TASK STATEMENT
Reproduce the listing below in its entirety. Change nothing.

━━━

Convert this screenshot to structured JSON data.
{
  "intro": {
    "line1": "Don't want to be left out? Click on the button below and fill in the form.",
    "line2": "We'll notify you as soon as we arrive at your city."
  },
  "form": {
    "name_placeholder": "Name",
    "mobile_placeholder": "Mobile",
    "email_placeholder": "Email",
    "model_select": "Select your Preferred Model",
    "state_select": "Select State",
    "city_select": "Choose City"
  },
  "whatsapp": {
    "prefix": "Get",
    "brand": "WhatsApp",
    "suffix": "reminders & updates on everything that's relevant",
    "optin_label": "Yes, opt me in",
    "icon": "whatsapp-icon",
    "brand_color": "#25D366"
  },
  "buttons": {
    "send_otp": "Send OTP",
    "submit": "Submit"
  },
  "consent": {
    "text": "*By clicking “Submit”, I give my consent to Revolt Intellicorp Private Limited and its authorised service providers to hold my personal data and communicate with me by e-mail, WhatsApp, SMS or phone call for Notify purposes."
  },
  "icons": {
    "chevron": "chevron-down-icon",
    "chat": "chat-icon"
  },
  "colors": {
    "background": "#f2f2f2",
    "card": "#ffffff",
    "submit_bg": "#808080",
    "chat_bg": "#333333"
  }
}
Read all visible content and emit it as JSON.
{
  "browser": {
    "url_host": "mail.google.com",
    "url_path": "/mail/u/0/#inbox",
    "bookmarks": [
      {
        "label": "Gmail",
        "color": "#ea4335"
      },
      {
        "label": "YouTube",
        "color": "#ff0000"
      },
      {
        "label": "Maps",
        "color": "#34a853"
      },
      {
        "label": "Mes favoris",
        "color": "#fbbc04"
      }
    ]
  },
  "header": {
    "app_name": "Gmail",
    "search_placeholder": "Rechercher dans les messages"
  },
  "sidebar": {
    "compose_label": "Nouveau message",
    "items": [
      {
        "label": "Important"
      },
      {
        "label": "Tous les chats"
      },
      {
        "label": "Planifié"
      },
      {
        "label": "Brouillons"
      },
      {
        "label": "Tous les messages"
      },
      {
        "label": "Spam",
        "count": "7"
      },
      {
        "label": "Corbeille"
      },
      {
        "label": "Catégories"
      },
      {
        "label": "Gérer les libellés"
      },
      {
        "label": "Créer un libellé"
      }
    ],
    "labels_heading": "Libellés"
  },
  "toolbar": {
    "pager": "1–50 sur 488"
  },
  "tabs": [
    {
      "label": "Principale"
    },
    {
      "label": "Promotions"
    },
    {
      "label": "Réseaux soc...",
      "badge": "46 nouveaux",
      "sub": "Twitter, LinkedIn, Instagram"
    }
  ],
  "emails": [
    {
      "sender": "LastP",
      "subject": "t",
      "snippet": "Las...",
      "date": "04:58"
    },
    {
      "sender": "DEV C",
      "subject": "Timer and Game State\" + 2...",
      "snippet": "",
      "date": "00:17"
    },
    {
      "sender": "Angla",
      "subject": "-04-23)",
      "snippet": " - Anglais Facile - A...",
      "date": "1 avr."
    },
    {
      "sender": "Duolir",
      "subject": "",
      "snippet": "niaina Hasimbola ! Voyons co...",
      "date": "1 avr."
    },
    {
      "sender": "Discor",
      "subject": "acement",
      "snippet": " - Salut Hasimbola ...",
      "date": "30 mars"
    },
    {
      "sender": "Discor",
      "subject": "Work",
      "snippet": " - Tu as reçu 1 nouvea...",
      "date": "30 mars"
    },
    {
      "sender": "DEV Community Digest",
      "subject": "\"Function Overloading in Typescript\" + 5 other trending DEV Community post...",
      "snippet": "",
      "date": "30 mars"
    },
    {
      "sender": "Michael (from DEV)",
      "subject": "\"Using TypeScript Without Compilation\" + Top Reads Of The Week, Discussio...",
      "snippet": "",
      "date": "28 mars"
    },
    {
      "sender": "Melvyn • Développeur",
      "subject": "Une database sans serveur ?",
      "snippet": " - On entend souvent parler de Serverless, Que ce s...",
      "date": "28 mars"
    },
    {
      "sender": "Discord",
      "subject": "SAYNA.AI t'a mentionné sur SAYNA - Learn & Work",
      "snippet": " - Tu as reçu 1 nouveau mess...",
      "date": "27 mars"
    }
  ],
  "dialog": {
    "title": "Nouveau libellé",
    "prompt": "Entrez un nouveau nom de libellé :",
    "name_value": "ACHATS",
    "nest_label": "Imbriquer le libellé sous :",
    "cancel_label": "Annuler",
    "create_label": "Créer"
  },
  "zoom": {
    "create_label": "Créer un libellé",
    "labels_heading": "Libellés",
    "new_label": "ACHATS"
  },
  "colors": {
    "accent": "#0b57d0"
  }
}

━━━

RESPONSE TO THE EXERCISE
Convert this screenshot to structured JSON data.
{
  "intro": {
    "line1": "Don't want to be left out? Click on the button below and fill in the form.",
    "line2": "We'll notify you as soon as we arrive at your city."
  },
  "form": {
    "name_placeholder": "Name",
    "mobile_placeholder": "Mobile",
    "email_placeholder": "Email",
    "model_select": "Select your Preferred Model",
    "state_select": "Select State",
    "city_select": "Choose City"
  },
  "whatsapp": {
    "prefix": "Get",
    "brand": "WhatsApp",
    "suffix": "reminders & updates on everything that's relevant",
    "optin_label": "Yes, opt me in",
    "icon": "whatsapp-icon",
    "brand_color": "#25D366"
  },
  "buttons": {
    "send_otp": "Send OTP",
    "submit": "Submit"
  },
  "consent": {
    "text": "*By clicking “Submit”, I give my consent to Revolt Intellicorp Private Limited and its authorised service providers to hold my personal data and communicate with me by e-mail, WhatsApp, SMS or phone call for Notify purposes."
  },
  "icons": {
    "chevron": "chevron-down-icon",
    "chat": "chat-icon"
  },
  "colors": {
    "background": "#f2f2f2",
    "card": "#ffffff",
    "submit_bg": "#808080",
    "chat_bg": "#333333"
  }
}
Read all visible content and emit it as JSON.
{
  "browser": {
    "url_host": "mail.google.com",
    "url_path": "/mail/u/0/#inbox",
    "bookmarks": [
      {
        "label": "Gmail",
        "color": "#ea4335"
      },
      {
        "label": "YouTube",
        "color": "#ff0000"
      },
      {
        "label": "Maps",
        "color": "#34a853"
      },
      {
        "label": "Mes favoris",
        "color": "#fbbc04"
      }
    ]
  },
  "header": {
    "app_name": "Gmail",
    "search_placeholder": "Rechercher dans les messages"
  },
  "sidebar": {
    "compose_label": "Nouveau message",
    "items": [
      {
        "label": "Important"
      },
      {
        "label": "Tous les chats"
      },
      {
        "label": "Planifié"
      },
      {
        "label": "Brouillons"
      },
      {
        "label": "Tous les messages"
      },
      {
        "label": "Spam",
        "count": "7"
      },
      {
        "label": "Corbeille"
      },
      {
        "label": "Catégories"
      },
      {
        "label": "Gérer les libellés"
      },
      {
        "label": "Créer un libellé"
      }
    ],
    "labels_heading": "Libellés"
  },
  "toolbar": {
    "pager": "1–50 sur 488"
  },
  "tabs": [
    {
      "label": "Principale"
    },
    {
      "label": "Promotions"
    },
    {
      "label": "Réseaux soc...",
      "badge": "46 nouveaux",
      "sub": "Twitter, LinkedIn, Instagram"
    }
  ],
  "emails": [
    {
      "sender": "LastP",
      "subject": "t",
      "snippet": "Las...",
      "date": "04:58"
    },
    {
      "sender": "DEV C",
      "subject": "Timer and Game State\" + 2...",
      "snippet": "",
      "date": "00:17"
    },
    {
      "sender": "Angla",
      "subject": "-04-23)",
      "snippet": " - Anglais Facile - A...",
      "date": "1 avr."
    },
    {
      "sender": "Duolir",
      "subject": "",
      "snippet": "niaina Hasimbola ! Voyons co...",
      "date": "1 avr."
    },
    {
      "sender": "Discor",
      "subject": "acement",
      "snippet": " - Salut Hasimbola ...",
      "date": "30 mars"
    },
    {
      "sender": "Discor",
      "subject": "Work",
      "snippet": " - Tu as reçu 1 nouvea...",
      "date": "30 mars"
    },
    {
      "sender": "DEV Community Digest",
      "subject": "\"Function Overloading in Typescript\" + 5 other trending DEV Community post...",
      "snippet": "",
      "date": "30 mars"
    },
    {
      "sender": "Michael (from DEV)",
      "subject": "\"Using TypeScript Without Compilation\" + Top Reads Of The Week, Discussio...",
      "snippet": "",
      "date": "28 mars"
    },
    {
      "sender": "Melvyn • Développeur",
      "subject": "Une database sans serveur ?",
      "snippet": " - On entend souvent parler de Serverless, Que ce s...",
      "date": "28 mars"
    },
    {
      "sender": "Discord",
      "subject": "SAYNA.AI t'a mentionné sur SAYNA - Learn & Work",
      "snippet": " - Tu as reçu 1 nouveau mess...",
      "date": "27 mars"
    }
  ],
  "dialog": {
    "title": "Nouveau libellé",
    "prompt": "Entrez un nouveau nom de libellé :",
    "name_value": "ACHATS",
    "nest_label": "Imbriquer le libellé sous :",
    "cancel_label": "Annuler",
    "create_label": "Créer"
  },
  "zoom": {
    "create_label": "Créer un libellé",
    "labels_heading": "Libellés",
    "new_label": "ACHATS"
  },
  "colors": {
    "accent": "#0b57d0"
  }
}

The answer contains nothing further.